---------- Records provided

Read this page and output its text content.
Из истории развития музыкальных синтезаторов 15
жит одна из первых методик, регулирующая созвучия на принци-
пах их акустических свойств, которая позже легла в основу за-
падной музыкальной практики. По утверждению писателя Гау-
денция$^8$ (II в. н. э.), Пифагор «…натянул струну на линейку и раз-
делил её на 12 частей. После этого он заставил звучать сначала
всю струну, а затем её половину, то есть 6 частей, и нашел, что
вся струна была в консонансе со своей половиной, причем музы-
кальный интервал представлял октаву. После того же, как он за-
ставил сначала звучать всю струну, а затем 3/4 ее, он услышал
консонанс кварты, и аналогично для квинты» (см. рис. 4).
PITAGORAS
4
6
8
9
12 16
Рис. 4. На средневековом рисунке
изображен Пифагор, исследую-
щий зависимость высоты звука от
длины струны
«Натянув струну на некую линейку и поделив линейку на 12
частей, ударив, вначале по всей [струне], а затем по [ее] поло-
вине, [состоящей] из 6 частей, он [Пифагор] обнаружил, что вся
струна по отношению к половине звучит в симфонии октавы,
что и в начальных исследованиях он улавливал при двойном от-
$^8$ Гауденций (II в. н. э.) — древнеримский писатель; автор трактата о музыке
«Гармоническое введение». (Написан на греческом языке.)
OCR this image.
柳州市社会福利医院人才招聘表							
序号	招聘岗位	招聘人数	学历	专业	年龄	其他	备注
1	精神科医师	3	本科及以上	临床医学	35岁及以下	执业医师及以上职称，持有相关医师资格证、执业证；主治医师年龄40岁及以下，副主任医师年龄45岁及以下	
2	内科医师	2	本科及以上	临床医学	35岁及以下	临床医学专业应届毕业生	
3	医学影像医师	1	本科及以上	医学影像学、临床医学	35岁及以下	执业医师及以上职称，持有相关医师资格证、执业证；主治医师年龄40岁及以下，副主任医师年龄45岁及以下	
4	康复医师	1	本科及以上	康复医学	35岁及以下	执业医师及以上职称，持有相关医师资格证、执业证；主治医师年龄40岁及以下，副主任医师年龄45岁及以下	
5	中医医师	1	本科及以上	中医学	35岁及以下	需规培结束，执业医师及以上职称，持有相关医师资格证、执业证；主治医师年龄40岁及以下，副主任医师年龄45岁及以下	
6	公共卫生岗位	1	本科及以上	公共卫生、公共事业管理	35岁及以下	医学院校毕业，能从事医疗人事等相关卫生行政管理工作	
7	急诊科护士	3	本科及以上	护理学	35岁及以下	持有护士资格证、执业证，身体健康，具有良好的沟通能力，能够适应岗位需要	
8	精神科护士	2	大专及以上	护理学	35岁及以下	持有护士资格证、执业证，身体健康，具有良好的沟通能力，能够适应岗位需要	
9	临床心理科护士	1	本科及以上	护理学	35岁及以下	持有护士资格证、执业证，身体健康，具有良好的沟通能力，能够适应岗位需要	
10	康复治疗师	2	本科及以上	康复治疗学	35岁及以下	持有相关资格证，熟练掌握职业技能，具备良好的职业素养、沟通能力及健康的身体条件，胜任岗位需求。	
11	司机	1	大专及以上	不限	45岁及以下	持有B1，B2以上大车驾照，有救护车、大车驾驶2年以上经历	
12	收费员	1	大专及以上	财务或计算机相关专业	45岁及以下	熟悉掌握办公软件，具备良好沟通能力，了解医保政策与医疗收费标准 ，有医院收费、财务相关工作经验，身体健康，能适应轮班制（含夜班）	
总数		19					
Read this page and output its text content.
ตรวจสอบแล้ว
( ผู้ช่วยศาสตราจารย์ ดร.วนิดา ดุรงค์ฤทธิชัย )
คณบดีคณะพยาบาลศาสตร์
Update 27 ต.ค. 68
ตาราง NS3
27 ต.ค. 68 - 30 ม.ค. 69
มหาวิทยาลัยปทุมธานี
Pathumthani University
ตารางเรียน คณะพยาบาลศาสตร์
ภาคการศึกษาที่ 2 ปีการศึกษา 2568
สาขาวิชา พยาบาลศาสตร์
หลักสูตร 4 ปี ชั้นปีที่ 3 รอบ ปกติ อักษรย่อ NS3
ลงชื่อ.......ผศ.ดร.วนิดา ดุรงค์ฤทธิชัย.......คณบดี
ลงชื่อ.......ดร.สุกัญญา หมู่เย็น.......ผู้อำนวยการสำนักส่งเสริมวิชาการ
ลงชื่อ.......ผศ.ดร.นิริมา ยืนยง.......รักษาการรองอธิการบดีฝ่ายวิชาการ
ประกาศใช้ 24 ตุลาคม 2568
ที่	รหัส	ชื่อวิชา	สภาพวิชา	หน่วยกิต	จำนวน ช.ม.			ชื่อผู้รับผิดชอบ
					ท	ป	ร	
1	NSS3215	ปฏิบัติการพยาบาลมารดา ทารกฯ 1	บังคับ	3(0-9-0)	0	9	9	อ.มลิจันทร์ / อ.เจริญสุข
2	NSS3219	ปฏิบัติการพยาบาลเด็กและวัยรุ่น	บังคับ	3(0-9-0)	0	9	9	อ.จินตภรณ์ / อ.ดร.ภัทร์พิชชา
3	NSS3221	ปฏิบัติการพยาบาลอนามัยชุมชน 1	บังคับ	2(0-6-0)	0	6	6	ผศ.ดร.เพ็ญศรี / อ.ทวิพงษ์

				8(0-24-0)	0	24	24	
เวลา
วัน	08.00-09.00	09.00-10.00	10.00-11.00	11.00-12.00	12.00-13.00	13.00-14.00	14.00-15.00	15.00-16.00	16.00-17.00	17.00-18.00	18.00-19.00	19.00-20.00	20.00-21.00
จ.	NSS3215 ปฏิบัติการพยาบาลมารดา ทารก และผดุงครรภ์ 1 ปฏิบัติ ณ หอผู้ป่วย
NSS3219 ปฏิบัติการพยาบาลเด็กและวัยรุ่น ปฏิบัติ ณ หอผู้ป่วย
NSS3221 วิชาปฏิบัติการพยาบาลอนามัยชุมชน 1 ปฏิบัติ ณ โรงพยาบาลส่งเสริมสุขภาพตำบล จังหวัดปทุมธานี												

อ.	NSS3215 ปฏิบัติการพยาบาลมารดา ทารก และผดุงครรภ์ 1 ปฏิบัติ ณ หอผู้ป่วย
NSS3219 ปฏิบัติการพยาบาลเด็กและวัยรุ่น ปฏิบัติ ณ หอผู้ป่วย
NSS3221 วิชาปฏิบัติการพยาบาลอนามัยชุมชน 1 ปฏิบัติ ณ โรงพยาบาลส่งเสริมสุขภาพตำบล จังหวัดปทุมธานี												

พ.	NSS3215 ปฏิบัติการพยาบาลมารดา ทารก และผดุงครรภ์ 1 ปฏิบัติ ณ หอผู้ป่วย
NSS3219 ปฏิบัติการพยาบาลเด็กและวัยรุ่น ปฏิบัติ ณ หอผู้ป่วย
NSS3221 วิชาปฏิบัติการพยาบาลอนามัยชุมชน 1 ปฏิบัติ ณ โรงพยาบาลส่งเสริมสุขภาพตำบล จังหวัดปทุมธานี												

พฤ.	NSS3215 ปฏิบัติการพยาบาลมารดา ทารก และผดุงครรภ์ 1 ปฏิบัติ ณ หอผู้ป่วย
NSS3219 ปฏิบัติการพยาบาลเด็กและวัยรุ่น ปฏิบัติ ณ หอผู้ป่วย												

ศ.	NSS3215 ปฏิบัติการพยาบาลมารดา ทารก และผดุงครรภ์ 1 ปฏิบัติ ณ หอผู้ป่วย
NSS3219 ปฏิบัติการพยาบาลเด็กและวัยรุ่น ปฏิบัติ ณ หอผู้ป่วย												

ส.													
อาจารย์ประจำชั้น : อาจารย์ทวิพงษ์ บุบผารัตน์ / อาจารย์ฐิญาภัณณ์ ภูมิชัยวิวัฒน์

--------------------

## Exercise requirements:
Each line of the material must be restated exactly.

## Expected output:
Read this page and output its text content.
Из истории развития музыкальных синтезаторов 15
жит одна из первых методик, регулирующая созвучия на принци-
пах их акустических свойств, которая позже легла в основу за-
падной музыкальной практики. По утверждению писателя Гау-
денция$^8$ (II в. н. э.), Пифагор «…натянул струну на линейку и раз-
делил её на 12 частей. После этого он заставил звучать сначала
всю струну, а затем её половину, то есть 6 частей, и нашел, что
вся струна была в консонансе со своей половиной, причем музы-
кальный интервал представлял октаву. После того же, как он за-
ставил сначала звучать всю струну, а затем 3/4 ее, он услышал
консонанс кварты, и аналогично для квинты» (см. рис. 4).
PITAGORAS
4
6
8
9
12 16
Рис. 4. На средневековом рисунке
изображен Пифагор, исследую-
щий зависимость высоты звука от
длины струны
«Натянув струну на некую линейку и поделив линейку на 12
частей, ударив, вначале по всей [струне], а затем по [ее] поло-
вине, [состоящей] из 6 частей, он [Пифагор] обнаружил, что вся
струна по отношению к половине звучит в симфонии октавы,
что и в начальных исследованиях он улавливал при двойном от-
$^8$ Гауденций (II в. н. э.) — древнеримский писатель; автор трактата о музыке
«Гармоническое введение». (Написан на греческом языке.)
OCR this image.
柳州市社会福利医院人才招聘表							
序号	招聘岗位	招聘人数	学历	专业	年龄	其他	备注
1	精神科医师	3	本科及以上	临床医学	35岁及以下	执业医师及以上职称，持有相关医师资格证、执业证；主治医师年龄40岁及以下，副主任医师年龄45岁及以下	
2	内科医师	2	本科及以上	临床医学	35岁及以下	临床医学专业应届毕业生	
3	医学影像医师	1	本科及以上	医学影像学、临床医学	35岁及以下	执业医师及以上职称，持有相关医师资格证、执业证；主治医师年龄40岁及以下，副主任医师年龄45岁及以下	
4	康复医师	1	本科及以上	康复医学	35岁及以下	执业医师及以上职称，持有相关医师资格证、执业证；主治医师年龄40岁及以下，副主任医师年龄45岁及以下	
5	中医医师	1	本科及以上	中医学	35岁及以下	需规培结束，执业医师及以上职称，持有相关医师资格证、执业证；主治医师年龄40岁及以下，副主任医师年龄45岁及以下	
6	公共卫生岗位	1	本科及以上	公共卫生、公共事业管理	35岁及以下	医学院校毕业，能从事医疗人事等相关卫生行政管理工作	
7	急诊科护士	3	本科及以上	护理学	35岁及以下	持有护士资格证、执业证，身体健康，具有良好的沟通能力，能够适应岗位需要	
8	精神科护士	2	大专及以上	护理学	35岁及以下	持有护士资格证、执业证，身体健康，具有良好的沟通能力，能够适应岗位需要	
9	临床心理科护士	1	本科及以上	护理学	35岁及以下	持有护士资格证、执业证，身体健康，具有良好的沟通能力，能够适应岗位需要	
10	康复治疗师	2	本科及以上	康复治疗学	35岁及以下	持有相关资格证，熟练掌握职业技能，具备良好的职业素养、沟通能力及健康的身体条件，胜任岗位需求。	
11	司机	1	大专及以上	不限	45岁及以下	持有B1，B2以上大车驾照，有救护车、大车驾驶2年以上经历	
12	收费员	1	大专及以上	财务或计算机相关专业	45岁及以下	熟悉掌握办公软件，具备良好沟通能力，了解医保政策与医疗收费标准 ，有医院收费、财务相关工作经验，身体健康，能适应轮班制（含夜班）	
总数		19					
Read this page and output its text content.
ตรวจสอบแล้ว
( ผู้ช่วยศาสตราจารย์ ดร.วนิดา ดุรงค์ฤทธิชัย )
คณบดีคณะพยาบาลศาสตร์
Update 27 ต.ค. 68
ตาราง NS3
27 ต.ค. 68 - 30 ม.ค. 69
มหาวิทยาลัยปทุมธานี
Pathumthani University
ตารางเรียน คณะพยาบาลศาสตร์
ภาคการศึกษาที่ 2 ปีการศึกษา 2568
สาขาวิชา พยาบาลศาสตร์
หลักสูตร 4 ปี ชั้นปีที่ 3 รอบ ปกติ อักษรย่อ NS3
ลงชื่อ.......ผศ.ดร.วนิดา ดุรงค์ฤทธิชัย.......คณบดี
ลงชื่อ.......ดร.สุกัญญา หมู่เย็น.......ผู้อำนวยการสำนักส่งเสริมวิชาการ
ลงชื่อ.......ผศ.ดร.นิริมา ยืนยง.......รักษาการรองอธิการบดีฝ่ายวิชาการ
ประกาศใช้ 24 ตุลาคม 2568
ที่	รหัส	ชื่อวิชา	สภาพวิชา	หน่วยกิต	จำนวน ช.ม.			ชื่อผู้รับผิดชอบ
					ท	ป	ร	
1	NSS3215	ปฏิบัติการพยาบาลมารดา ทารกฯ 1	บังคับ	3(0-9-0)	0	9	9	อ.มลิจันทร์ / อ.เจริญสุข
2	NSS3219	ปฏิบัติการพยาบาลเด็กและวัยรุ่น	บังคับ	3(0-9-0)	0	9	9	อ.จินตภรณ์ / อ.ดร.ภัทร์พิชชา
3	NSS3221	ปฏิบัติการพยาบาลอนามัยชุมชน 1	บังคับ	2(0-6-0)	0	6	6	ผศ.ดร.เพ็ญศรี / อ.ทวิพงษ์

				8(0-24-0)	0	24	24	
เวลา
วัน	08.00-09.00	09.00-10.00	10.00-11.00	11.00-12.00	12.00-13.00	13.00-14.00	14.00-15.00	15.00-16.00	16.00-17.00	17.00-18.00	18.00-19.00	19.00-20.00	20.00-21.00
จ.	NSS3215 ปฏิบัติการพยาบาลมารดา ทารก และผดุงครรภ์ 1 ปฏิบัติ ณ หอผู้ป่วย
NSS3219 ปฏิบัติการพยาบาลเด็กและวัยรุ่น ปฏิบัติ ณ หอผู้ป่วย
NSS3221 วิชาปฏิบัติการพยาบาลอนามัยชุมชน 1 ปฏิบัติ ณ โรงพยาบาลส่งเสริมสุขภาพตำบล จังหวัดปทุมธานี												

อ.	NSS3215 ปฏิบัติการพยาบาลมารดา ทารก และผดุงครรภ์ 1 ปฏิบัติ ณ หอผู้ป่วย
NSS3219 ปฏิบัติการพยาบาลเด็กและวัยรุ่น ปฏิบัติ ณ หอผู้ป่วย
NSS3221 วิชาปฏิบัติการพยาบาลอนามัยชุมชน 1 ปฏิบัติ ณ โรงพยาบาลส่งเสริมสุขภาพตำบล จังหวัดปทุมธานี												

พ.	NSS3215 ปฏิบัติการพยาบาลมารดา ทารก และผดุงครรภ์ 1 ปฏิบัติ ณ หอผู้ป่วย
NSS3219 ปฏิบัติการพยาบาลเด็กและวัยรุ่น ปฏิบัติ ณ หอผู้ป่วย
NSS3221 วิชาปฏิบัติการพยาบาลอนามัยชุมชน 1 ปฏิบัติ ณ โรงพยาบาลส่งเสริมสุขภาพตำบล จังหวัดปทุมธานี												

พฤ.	NSS3215 ปฏิบัติการพยาบาลมารดา ทารก และผดุงครรภ์ 1 ปฏิบัติ ณ หอผู้ป่วย
NSS3219 ปฏิบัติการพยาบาลเด็กและวัยรุ่น ปฏิบัติ ณ หอผู้ป่วย												

ศ.	NSS3215 ปฏิบัติการพยาบาลมารดา ทารก และผดุงครรภ์ 1 ปฏิบัติ ณ หอผู้ป่วย
NSS3219 ปฏิบัติการพยาบาลเด็กและวัยรุ่น ปฏิบัติ ณ หอผู้ป่วย												

ส.													
อาจารย์ประจำชั้น : อาจารย์ทวิพงษ์ บุบผารัตน์ / อาจารย์ฐิญาภัณณ์ ภูมิชัยวิวัฒน์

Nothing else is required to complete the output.